■ Your goal
Copy each line exactly. Leave nothing out.

Begin Task material

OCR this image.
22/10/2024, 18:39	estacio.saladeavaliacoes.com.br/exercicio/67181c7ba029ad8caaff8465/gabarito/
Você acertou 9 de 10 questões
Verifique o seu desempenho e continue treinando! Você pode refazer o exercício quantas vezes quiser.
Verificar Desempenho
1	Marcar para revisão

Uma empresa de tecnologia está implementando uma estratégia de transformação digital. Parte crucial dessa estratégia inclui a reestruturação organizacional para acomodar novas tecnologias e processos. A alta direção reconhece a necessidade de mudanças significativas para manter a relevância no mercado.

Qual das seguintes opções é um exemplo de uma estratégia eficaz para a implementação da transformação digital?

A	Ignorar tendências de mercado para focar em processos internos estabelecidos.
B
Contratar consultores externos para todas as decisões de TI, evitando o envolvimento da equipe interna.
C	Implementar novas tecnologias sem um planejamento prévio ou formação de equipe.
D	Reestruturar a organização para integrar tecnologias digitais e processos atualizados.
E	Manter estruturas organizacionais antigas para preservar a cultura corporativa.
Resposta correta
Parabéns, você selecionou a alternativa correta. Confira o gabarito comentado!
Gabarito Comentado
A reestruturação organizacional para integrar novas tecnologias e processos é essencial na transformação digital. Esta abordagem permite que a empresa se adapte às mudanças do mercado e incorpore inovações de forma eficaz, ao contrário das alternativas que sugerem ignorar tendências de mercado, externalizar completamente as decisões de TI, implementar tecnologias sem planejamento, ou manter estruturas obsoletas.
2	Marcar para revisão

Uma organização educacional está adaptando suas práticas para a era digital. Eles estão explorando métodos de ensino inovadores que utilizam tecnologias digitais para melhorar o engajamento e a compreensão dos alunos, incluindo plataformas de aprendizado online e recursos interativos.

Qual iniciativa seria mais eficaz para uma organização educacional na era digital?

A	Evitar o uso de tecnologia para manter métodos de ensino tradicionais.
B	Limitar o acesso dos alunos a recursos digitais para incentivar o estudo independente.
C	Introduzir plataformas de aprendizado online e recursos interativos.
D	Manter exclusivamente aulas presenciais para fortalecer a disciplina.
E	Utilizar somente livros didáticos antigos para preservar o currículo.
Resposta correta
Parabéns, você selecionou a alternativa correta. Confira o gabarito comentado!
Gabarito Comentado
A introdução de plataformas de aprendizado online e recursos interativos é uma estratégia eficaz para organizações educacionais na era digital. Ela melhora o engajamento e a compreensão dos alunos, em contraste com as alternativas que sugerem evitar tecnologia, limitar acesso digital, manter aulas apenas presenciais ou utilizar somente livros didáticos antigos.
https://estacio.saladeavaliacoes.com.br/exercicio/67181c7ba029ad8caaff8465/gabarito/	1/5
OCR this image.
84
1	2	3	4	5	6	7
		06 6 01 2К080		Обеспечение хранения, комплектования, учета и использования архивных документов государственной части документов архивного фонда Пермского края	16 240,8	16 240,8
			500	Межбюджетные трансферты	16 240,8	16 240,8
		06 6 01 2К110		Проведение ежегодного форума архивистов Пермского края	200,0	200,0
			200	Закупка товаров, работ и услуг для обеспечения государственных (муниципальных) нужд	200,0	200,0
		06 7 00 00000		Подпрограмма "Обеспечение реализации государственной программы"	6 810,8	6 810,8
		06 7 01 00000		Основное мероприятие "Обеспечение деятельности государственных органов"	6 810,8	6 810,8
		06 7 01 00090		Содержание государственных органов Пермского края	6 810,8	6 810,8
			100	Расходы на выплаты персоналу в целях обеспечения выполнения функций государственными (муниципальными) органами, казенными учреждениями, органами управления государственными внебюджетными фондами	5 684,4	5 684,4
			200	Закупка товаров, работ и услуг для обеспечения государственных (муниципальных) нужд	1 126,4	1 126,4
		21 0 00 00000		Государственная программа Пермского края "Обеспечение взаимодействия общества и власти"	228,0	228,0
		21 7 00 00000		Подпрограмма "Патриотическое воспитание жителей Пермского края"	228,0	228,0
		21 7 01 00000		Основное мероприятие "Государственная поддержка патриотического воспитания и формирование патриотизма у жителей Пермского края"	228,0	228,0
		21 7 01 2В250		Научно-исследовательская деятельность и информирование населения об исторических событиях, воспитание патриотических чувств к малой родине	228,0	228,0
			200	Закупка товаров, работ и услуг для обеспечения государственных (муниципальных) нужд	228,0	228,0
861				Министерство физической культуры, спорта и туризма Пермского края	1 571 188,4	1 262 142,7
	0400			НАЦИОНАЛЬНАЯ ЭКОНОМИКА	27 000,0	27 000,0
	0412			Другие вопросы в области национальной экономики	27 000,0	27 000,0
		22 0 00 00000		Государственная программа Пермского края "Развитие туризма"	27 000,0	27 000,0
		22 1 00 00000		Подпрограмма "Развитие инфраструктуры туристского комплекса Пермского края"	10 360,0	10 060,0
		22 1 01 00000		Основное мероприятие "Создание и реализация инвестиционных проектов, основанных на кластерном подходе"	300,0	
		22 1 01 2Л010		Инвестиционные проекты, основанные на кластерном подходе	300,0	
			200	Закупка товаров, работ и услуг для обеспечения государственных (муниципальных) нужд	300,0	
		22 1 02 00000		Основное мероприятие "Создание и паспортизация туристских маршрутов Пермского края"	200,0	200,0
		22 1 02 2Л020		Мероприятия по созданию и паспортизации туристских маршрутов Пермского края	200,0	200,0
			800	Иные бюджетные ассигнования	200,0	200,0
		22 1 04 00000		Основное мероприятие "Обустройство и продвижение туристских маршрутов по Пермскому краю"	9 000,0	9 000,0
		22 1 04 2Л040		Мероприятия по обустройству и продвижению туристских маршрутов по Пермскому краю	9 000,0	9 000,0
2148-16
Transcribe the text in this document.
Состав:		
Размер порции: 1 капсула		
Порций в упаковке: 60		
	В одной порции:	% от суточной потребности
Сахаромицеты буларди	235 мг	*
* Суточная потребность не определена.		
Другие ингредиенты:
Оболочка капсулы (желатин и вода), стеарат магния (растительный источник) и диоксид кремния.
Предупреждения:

End Task material

■ Result for this task
OCR this image.
22/10/2024, 18:39	estacio.saladeavaliacoes.com.br/exercicio/67181c7ba029ad8caaff8465/gabarito/
Você acertou 9 de 10 questões
Verifique o seu desempenho e continue treinando! Você pode refazer o exercício quantas vezes quiser.
Verificar Desempenho
1	Marcar para revisão

Uma empresa de tecnologia está implementando uma estratégia de transformação digital. Parte crucial dessa estratégia inclui a reestruturação organizacional para acomodar novas tecnologias e processos. A alta direção reconhece a necessidade de mudanças significativas para manter a relevância no mercado.

Qual das seguintes opções é um exemplo de uma estratégia eficaz para a implementação da transformação digital?

A	Ignorar tendências de mercado para focar em processos internos estabelecidos.
B
Contratar consultores externos para todas as decisões de TI, evitando o envolvimento da equipe interna.
C	Implementar novas tecnologias sem um planejamento prévio ou formação de equipe.
D	Reestruturar a organização para integrar tecnologias digitais e processos atualizados.
E	Manter estruturas organizacionais antigas para preservar a cultura corporativa.
Resposta correta
Parabéns, você selecionou a alternativa correta. Confira o gabarito comentado!
Gabarito Comentado
A reestruturação organizacional para integrar novas tecnologias e processos é essencial na transformação digital. Esta abordagem permite que a empresa se adapte às mudanças do mercado e incorpore inovações de forma eficaz, ao contrário das alternativas que sugerem ignorar tendências de mercado, externalizar completamente as decisões de TI, implementar tecnologias sem planejamento, ou manter estruturas obsoletas.
2	Marcar para revisão

Uma organização educacional está adaptando suas práticas para a era digital. Eles estão explorando métodos de ensino inovadores que utilizam tecnologias digitais para melhorar o engajamento e a compreensão dos alunos, incluindo plataformas de aprendizado online e recursos interativos.

Qual iniciativa seria mais eficaz para uma organização educacional na era digital?

A	Evitar o uso de tecnologia para manter métodos de ensino tradicionais.
B	Limitar o acesso dos alunos a recursos digitais para incentivar o estudo independente.
C	Introduzir plataformas de aprendizado online e recursos interativos.
D	Manter exclusivamente aulas presenciais para fortalecer a disciplina.
E	Utilizar somente livros didáticos antigos para preservar o currículo.
Resposta correta
Parabéns, você selecionou a alternativa correta. Confira o gabarito comentado!
Gabarito Comentado
A introdução de plataformas de aprendizado online e recursos interativos é uma estratégia eficaz para organizações educacionais na era digital. Ela melhora o engajamento e a compreensão dos alunos, em contraste com as alternativas que sugerem evitar tecnologia, limitar acesso digital, manter aulas apenas presenciais ou utilizar somente livros didáticos antigos.
https://estacio.saladeavaliacoes.com.br/exercicio/67181c7ba029ad8caaff8465/gabarito/	1/5
OCR this image.
84
1	2	3	4	5	6	7
		06 6 01 2К080		Обеспечение хранения, комплектования, учета и использования архивных документов государственной части документов архивного фонда Пермского края	16 240,8	16 240,8
			500	Межбюджетные трансферты	16 240,8	16 240,8
		06 6 01 2К110		Проведение ежегодного форума архивистов Пермского края	200,0	200,0
			200	Закупка товаров, работ и услуг для обеспечения государственных (муниципальных) нужд	200,0	200,0
		06 7 00 00000		Подпрограмма "Обеспечение реализации государственной программы"	6 810,8	6 810,8
		06 7 01 00000		Основное мероприятие "Обеспечение деятельности государственных органов"	6 810,8	6 810,8
		06 7 01 00090		Содержание государственных органов Пермского края	6 810,8	6 810,8
			100	Расходы на выплаты персоналу в целях обеспечения выполнения функций государственными (муниципальными) органами, казенными учреждениями, органами управления государственными внебюджетными фондами	5 684,4	5 684,4
			200	Закупка товаров, работ и услуг для обеспечения государственных (муниципальных) нужд	1 126,4	1 126,4
		21 0 00 00000		Государственная программа Пермского края "Обеспечение взаимодействия общества и власти"	228,0	228,0
		21 7 00 00000		Подпрограмма "Патриотическое воспитание жителей Пермского края"	228,0	228,0
		21 7 01 00000		Основное мероприятие "Государственная поддержка патриотического воспитания и формирование патриотизма у жителей Пермского края"	228,0	228,0
		21 7 01 2В250		Научно-исследовательская деятельность и информирование населения об исторических событиях, воспитание патриотических чувств к малой родине	228,0	228,0
			200	Закупка товаров, работ и услуг для обеспечения государственных (муниципальных) нужд	228,0	228,0
861				Министерство физической культуры, спорта и туризма Пермского края	1 571 188,4	1 262 142,7
	0400			НАЦИОНАЛЬНАЯ ЭКОНОМИКА	27 000,0	27 000,0
	0412			Другие вопросы в области национальной экономики	27 000,0	27 000,0
		22 0 00 00000		Государственная программа Пермского края "Развитие туризма"	27 000,0	27 000,0
		22 1 00 00000		Подпрограмма "Развитие инфраструктуры туристского комплекса Пермского края"	10 360,0	10 060,0
		22 1 01 00000		Основное мероприятие "Создание и реализация инвестиционных проектов, основанных на кластерном подходе"	300,0	
		22 1 01 2Л010		Инвестиционные проекты, основанные на кластерном подходе	300,0	
			200	Закупка товаров, работ и услуг для обеспечения государственных (муниципальных) нужд	300,0	
		22 1 02 00000		Основное мероприятие "Создание и паспортизация туристских маршрутов Пермского края"	200,0	200,0
		22 1 02 2Л020		Мероприятия по созданию и паспортизации туристских маршрутов Пермского края	200,0	200,0
			800	Иные бюджетные ассигнования	200,0	200,0
		22 1 04 00000		Основное мероприятие "Обустройство и продвижение туристских маршрутов по Пермскому краю"	9 000,0	9 000,0
		22 1 04 2Л040		Мероприятия по обустройству и продвижению туристских маршрутов по Пермскому краю	9 000,0	9 000,0
2148-16
Transcribe the text in this document.
Состав:		
Размер порции: 1 капсула		
Порций в упаковке: 60		
	В одной порции:	% от суточной потребности
Сахаромицеты буларди	235 мг	*
* Суточная потребность не определена.		
Другие ингредиенты:
Оболочка капсулы (желатин и вода), стеарат магния (растительный источник) и диоксид кремния.
Предупреждения:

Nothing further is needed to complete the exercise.